## To be done
What follows is a set of records; restate each one word for word and drop the pictures.
-=-=-
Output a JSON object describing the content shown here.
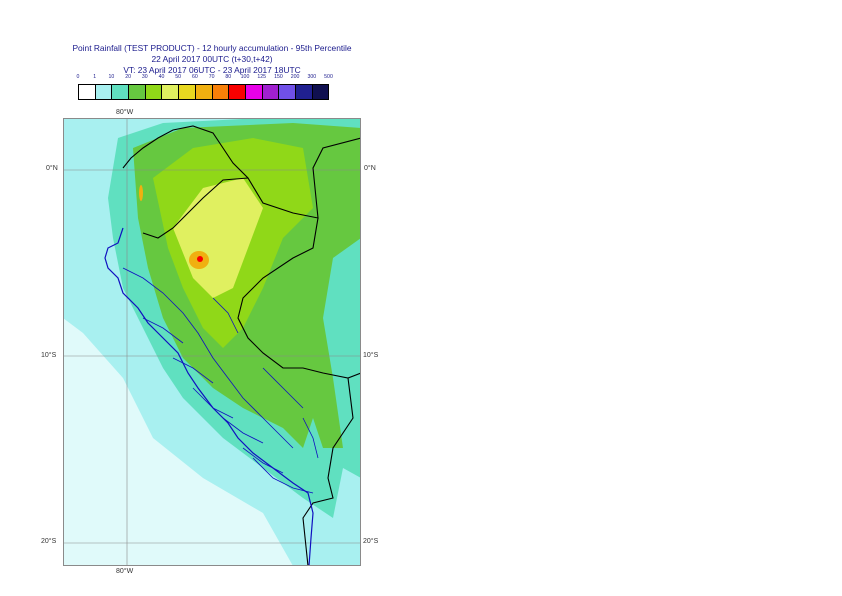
{
  "header": {
    "title_line1": "Point Rainfall (TEST PRODUCT) - 12 hourly accumulation - 95th Percentile",
    "title_line2": "22 April 2017 00UTC (t+30,t+42)",
    "title_line3": "VT: 23 April 2017 06UTC - 23 April 2017 18UTC"
  },
  "legend": {
    "ticks": [
      "0",
      "1",
      "10",
      "20",
      "30",
      "40",
      "50",
      "60",
      "70",
      "80",
      "100",
      "125",
      "150",
      "200",
      "300",
      "500"
    ],
    "colors": [
      "#ffffff",
      "#a8f0f0",
      "#60e0c0",
      "#66c840",
      "#90d818",
      "#e0f060",
      "#e8d820",
      "#f0b010",
      "#f88008",
      "#f80000",
      "#e800e8",
      "#a020d0",
      "#7050e8",
      "#202090",
      "#101050"
    ]
  },
  "map": {
    "lon_labels": {
      "top": "80°W",
      "bottom": "80°W"
    },
    "lat_labels": {
      "eq_left": "0°N",
      "eq_right": "0°N",
      "s10_left": "10°S",
      "s10_right": "10°S",
      "s20_left": "20°S",
      "s20_right": "20°S"
    },
    "colors": {
      "ocean": "#a8f0f0",
      "ocean_light": "#e0fafa",
      "coastal": "#60e0c0",
      "land_green": "#66c840",
      "land_yellowgreen": "#90d818",
      "yellow": "#e0f060",
      "orange": "#f0b010",
      "red": "#f80000",
      "border_black": "#000000",
      "border_blue": "#1010c0",
      "grid": "#8a8a8a"
    }
  }
}
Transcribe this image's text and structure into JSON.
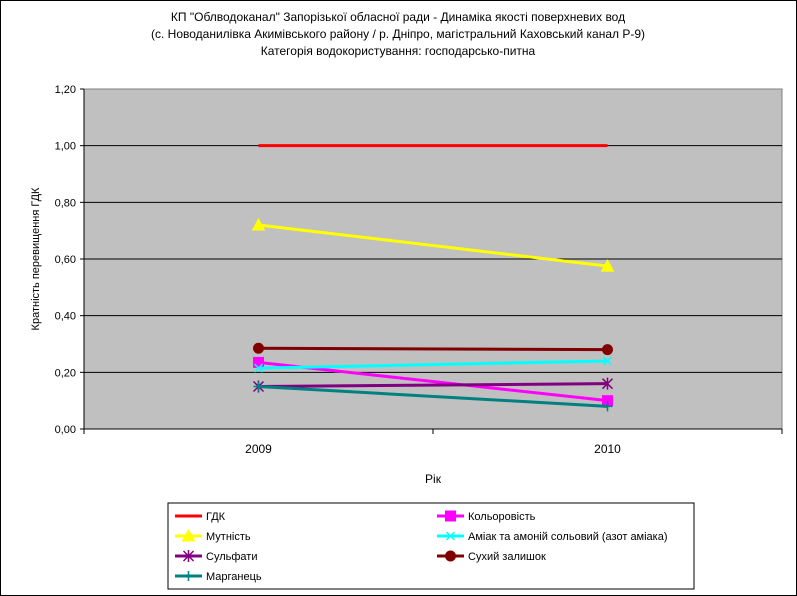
{
  "chart_data": {
    "type": "line",
    "title_lines": [
      "КП \"Облводоканал\" Запорізької обласної ради - Динаміка якості поверхневих вод",
      "(с. Новоданилівка Акимівського району / р. Дніпро, магістральний Каховський канал Р-9)",
      "Категорія водокористування: господарсько-питна"
    ],
    "xlabel": "Рік",
    "ylabel": "Кратність перевищення ГДК",
    "categories": [
      "2009",
      "2010"
    ],
    "ylim": [
      0,
      1.2
    ],
    "y_ticks": [
      "0,00",
      "0,20",
      "0,40",
      "0,60",
      "0,80",
      "1,00",
      "1,20"
    ],
    "grid": "horizontal",
    "plot_background": "#c0c0c0",
    "legend_position": "bottom",
    "series": [
      {
        "name": "ГДК",
        "values": [
          1.0,
          1.0
        ],
        "color": "#ff0000",
        "marker": "none"
      },
      {
        "name": "Кольоровість",
        "values": [
          0.235,
          0.1
        ],
        "color": "#ff00ff",
        "marker": "square"
      },
      {
        "name": "Мутність",
        "values": [
          0.72,
          0.575
        ],
        "color": "#ffff00",
        "marker": "triangle"
      },
      {
        "name": "Аміак та амоній сольовий (азот аміака)",
        "values": [
          0.215,
          0.24
        ],
        "color": "#00ffff",
        "marker": "x"
      },
      {
        "name": "Сульфати",
        "values": [
          0.15,
          0.16
        ],
        "color": "#800080",
        "marker": "star"
      },
      {
        "name": "Сухий залишок",
        "values": [
          0.285,
          0.28
        ],
        "color": "#800000",
        "marker": "circle"
      },
      {
        "name": "Марганець",
        "values": [
          0.15,
          0.08
        ],
        "color": "#008080",
        "marker": "plus"
      }
    ]
  }
}
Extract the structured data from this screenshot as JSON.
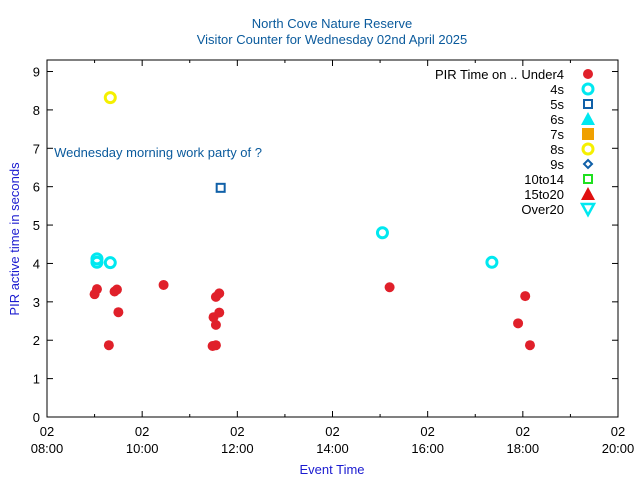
{
  "chart_data": {
    "type": "scatter",
    "title": "North Cove Nature Reserve",
    "subtitle": "Visitor Counter for Wednesday 02nd April 2025",
    "xlabel": "Event Time",
    "ylabel": "PIR active time in seconds",
    "xlim": [
      8,
      20
    ],
    "ylim": [
      0,
      9.3
    ],
    "x_ticks": [
      {
        "x": 8,
        "date": "02",
        "time": "08:00"
      },
      {
        "x": 10,
        "date": "02",
        "time": "10:00"
      },
      {
        "x": 12,
        "date": "02",
        "time": "12:00"
      },
      {
        "x": 14,
        "date": "02",
        "time": "14:00"
      },
      {
        "x": 16,
        "date": "02",
        "time": "16:00"
      },
      {
        "x": 18,
        "date": "02",
        "time": "18:00"
      },
      {
        "x": 20,
        "date": "02",
        "time": "20:00"
      }
    ],
    "y_ticks": [
      0,
      1,
      2,
      3,
      4,
      5,
      6,
      7,
      8,
      9
    ],
    "legend_title": "PIR Time on ..",
    "legend_position": "top-right",
    "annotations": [
      {
        "text": "Wednesday morning work party of ?",
        "x": 8.15,
        "y": 6.9
      }
    ],
    "series": [
      {
        "name": "Under4",
        "marker": "circle-filled",
        "color": "#e0202a",
        "points": [
          [
            9.0,
            3.2
          ],
          [
            9.05,
            3.33
          ],
          [
            9.3,
            1.87
          ],
          [
            9.42,
            3.27
          ],
          [
            9.47,
            3.32
          ],
          [
            9.5,
            2.73
          ],
          [
            10.45,
            3.44
          ],
          [
            11.5,
            2.6
          ],
          [
            11.48,
            1.85
          ],
          [
            11.55,
            1.87
          ],
          [
            11.55,
            3.13
          ],
          [
            11.55,
            2.4
          ],
          [
            11.62,
            3.22
          ],
          [
            11.62,
            2.72
          ],
          [
            15.2,
            3.38
          ],
          [
            17.9,
            2.44
          ],
          [
            18.05,
            3.15
          ],
          [
            18.15,
            1.87
          ]
        ]
      },
      {
        "name": "4s",
        "marker": "circle-open",
        "color": "#00e8f0",
        "points": [
          [
            9.05,
            4.12
          ],
          [
            9.05,
            4.03
          ],
          [
            9.33,
            4.02
          ],
          [
            15.05,
            4.8
          ],
          [
            17.35,
            4.03
          ]
        ]
      },
      {
        "name": "5s",
        "marker": "square-open",
        "color": "#1060a8",
        "points": [
          [
            11.65,
            5.97
          ]
        ]
      },
      {
        "name": "6s",
        "marker": "triangle-filled",
        "color": "#00e8f0",
        "points": []
      },
      {
        "name": "7s",
        "marker": "square-filled",
        "color": "#f0a000",
        "points": []
      },
      {
        "name": "8s",
        "marker": "circle-open",
        "color": "#f5f000",
        "points": [
          [
            9.33,
            8.32
          ]
        ]
      },
      {
        "name": "9s",
        "marker": "diamond-open",
        "color": "#1060a8",
        "points": []
      },
      {
        "name": "10to14",
        "marker": "square-open",
        "color": "#20e020",
        "points": []
      },
      {
        "name": "15to20",
        "marker": "triangle-filled",
        "color": "#e01010",
        "points": []
      },
      {
        "name": "Over20",
        "marker": "triangle-down-open",
        "color": "#00e8f0",
        "points": []
      }
    ]
  }
}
-=-=-
## Written response
Output a JSON object describing the content shown here.
{
  "header": {
    "title_line1": "Point Rainfall (TEST PRODUCT) - 12 hourly accumulation - 95th Percentile",
    "title_line2": "22 April 2017 00UTC (t+30,t+42)",
    "title_line3": "VT: 23 April 2017 06UTC - 23 April 2017 18UTC"
  },
  "legend": {
    "ticks": [
      "0",
      "1",
      "10",
      "20",
      "30",
      "40",
      "50",
      "60",
      "70",
      "80",
      "100",
      "125",
      "150",
      "200",
      "300",
      "500"
    ],
    "colors": [
      "#ffffff",
      "#a8f0f0",
      "#60e0c0",
      "#66c840",
      "#90d818",
      "#e0f060",
      "#e8d820",
      "#f0b010",
      "#f88008",
      "#f80000",
      "#e800e8",
      "#a020d0",
      "#7050e8",
      "#202090",
      "#101050"
    ]
  },
  "map": {
    "lon_labels": {
      "top": "80°W",
      "bottom": "80°W"
    },
    "lat_labels": {
      "eq_left": "0°N",
      "eq_right": "0°N",
      "s10_left": "10°S",
      "s10_right": "10°S",
      "s20_left": "20°S",
      "s20_right": "20°S"
    },
    "colors": {
      "ocean": "#a8f0f0",
      "ocean_light": "#e0fafa",
      "coastal": "#60e0c0",
      "land_green": "#66c840",
      "land_yellowgreen": "#90d818",
      "yellow": "#e0f060",
      "orange": "#f0b010",
      "red": "#f80000",
      "border_black": "#000000",
      "border_blue": "#1010c0",
      "grid": "#8a8a8a"
    }
  }
}
Transcribe this image's text and structure into JSON.
{
  "chart_data": {
    "type": "line",
    "title_lines": [
      "КП \"Облводоканал\" Запорізької обласної ради - Динаміка якості поверхневих вод",
      "(с. Новоданилівка Акимівського району / р. Дніпро, магістральний Каховський канал Р-9)",
      "Категорія водокористування: господарсько-питна"
    ],
    "xlabel": "Рік",
    "ylabel": "Кратність перевищення ГДК",
    "categories": [
      "2009",
      "2010"
    ],
    "ylim": [
      0,
      1.2
    ],
    "y_ticks": [
      "0,00",
      "0,20",
      "0,40",
      "0,60",
      "0,80",
      "1,00",
      "1,20"
    ],
    "grid": "horizontal",
    "plot_background": "#c0c0c0",
    "legend_position": "bottom",
    "series": [
      {
        "name": "ГДК",
        "values": [
          1.0,
          1.0
        ],
        "color": "#ff0000",
        "marker": "none"
      },
      {
        "name": "Кольоровість",
        "values": [
          0.235,
          0.1
        ],
        "color": "#ff00ff",
        "marker": "square"
      },
      {
        "name": "Мутність",
        "values": [
          0.72,
          0.575
        ],
        "color": "#ffff00",
        "marker": "triangle"
      },
      {
        "name": "Аміак та амоній сольовий (азот аміака)",
        "values": [
          0.215,
          0.24
        ],
        "color": "#00ffff",
        "marker": "x"
      },
      {
        "name": "Сульфати",
        "values": [
          0.15,
          0.16
        ],
        "color": "#800080",
        "marker": "star"
      },
      {
        "name": "Сухий залишок",
        "values": [
          0.285,
          0.28
        ],
        "color": "#800000",
        "marker": "circle"
      },
      {
        "name": "Марганець",
        "values": [
          0.15,
          0.08
        ],
        "color": "#008080",
        "marker": "plus"
      }
    ]
  }
}
Extract the structured data from this screenshot as JSON.
{
  "chart_data": {
    "type": "scatter",
    "title": "North Cove Nature Reserve",
    "subtitle": "Visitor Counter for Wednesday 02nd April 2025",
    "xlabel": "Event Time",
    "ylabel": "PIR active time in seconds",
    "xlim": [
      8,
      20
    ],
    "ylim": [
      0,
      9.3
    ],
    "x_ticks": [
      {
        "x": 8,
        "date": "02",
        "time": "08:00"
      },
      {
        "x": 10,
        "date": "02",
        "time": "10:00"
      },
      {
        "x": 12,
        "date": "02",
        "time": "12:00"
      },
      {
        "x": 14,
        "date": "02",
        "time": "14:00"
      },
      {
        "x": 16,
        "date": "02",
        "time": "16:00"
      },
      {
        "x": 18,
        "date": "02",
        "time": "18:00"
      },
      {
        "x": 20,
        "date": "02",
        "time": "20:00"
      }
    ],
    "y_ticks": [
      0,
      1,
      2,
      3,
      4,
      5,
      6,
      7,
      8,
      9
    ],
    "legend_title": "PIR Time on ..",
    "legend_position": "top-right",
    "annotations": [
      {
        "text": "Wednesday morning work party of ?",
        "x": 8.15,
        "y": 6.9
      }
    ],
    "series": [
      {
        "name": "Under4",
        "marker": "circle-filled",
        "color": "#e0202a",
        "points": [
          [
            9.0,
            3.2
          ],
          [
            9.05,
            3.33
          ],
          [
            9.3,
            1.87
          ],
          [
            9.42,
            3.27
          ],
          [
            9.47,
            3.32
          ],
          [
            9.5,
            2.73
          ],
          [
            10.45,
            3.44
          ],
          [
            11.5,
            2.6
          ],
          [
            11.48,
            1.85
          ],
          [
            11.55,
            1.87
          ],
          [
            11.55,
            3.13
          ],
          [
            11.55,
            2.4
          ],
          [
            11.62,
            3.22
          ],
          [
            11.62,
            2.72
          ],
          [
            15.2,
            3.38
          ],
          [
            17.9,
            2.44
          ],
          [
            18.05,
            3.15
          ],
          [
            18.15,
            1.87
          ]
        ]
      },
      {
        "name": "4s",
        "marker": "circle-open",
        "color": "#00e8f0",
        "points": [
          [
            9.05,
            4.12
          ],
          [
            9.05,
            4.03
          ],
          [
            9.33,
            4.02
          ],
          [
            15.05,
            4.8
          ],
          [
            17.35,
            4.03
          ]
        ]
      },
      {
        "name": "5s",
        "marker": "square-open",
        "color": "#1060a8",
        "points": [
          [
            11.65,
            5.97
          ]
        ]
      },
      {
        "name": "6s",
        "marker": "triangle-filled",
        "color": "#00e8f0",
        "points": []
      },
      {
        "name": "7s",
        "marker": "square-filled",
        "color": "#f0a000",
        "points": []
      },
      {
        "name": "8s",
        "marker": "circle-open",
        "color": "#f5f000",
        "points": [
          [
            9.33,
            8.32
          ]
        ]
      },
      {
        "name": "9s",
        "marker": "diamond-open",
        "color": "#1060a8",
        "points": []
      },
      {
        "name": "10to14",
        "marker": "square-open",
        "color": "#20e020",
        "points": []
      },
      {
        "name": "15to20",
        "marker": "triangle-filled",
        "color": "#e01010",
        "points": []
      },
      {
        "name": "Over20",
        "marker": "triangle-down-open",
        "color": "#00e8f0",
        "points": []
      }
    ]
  }
}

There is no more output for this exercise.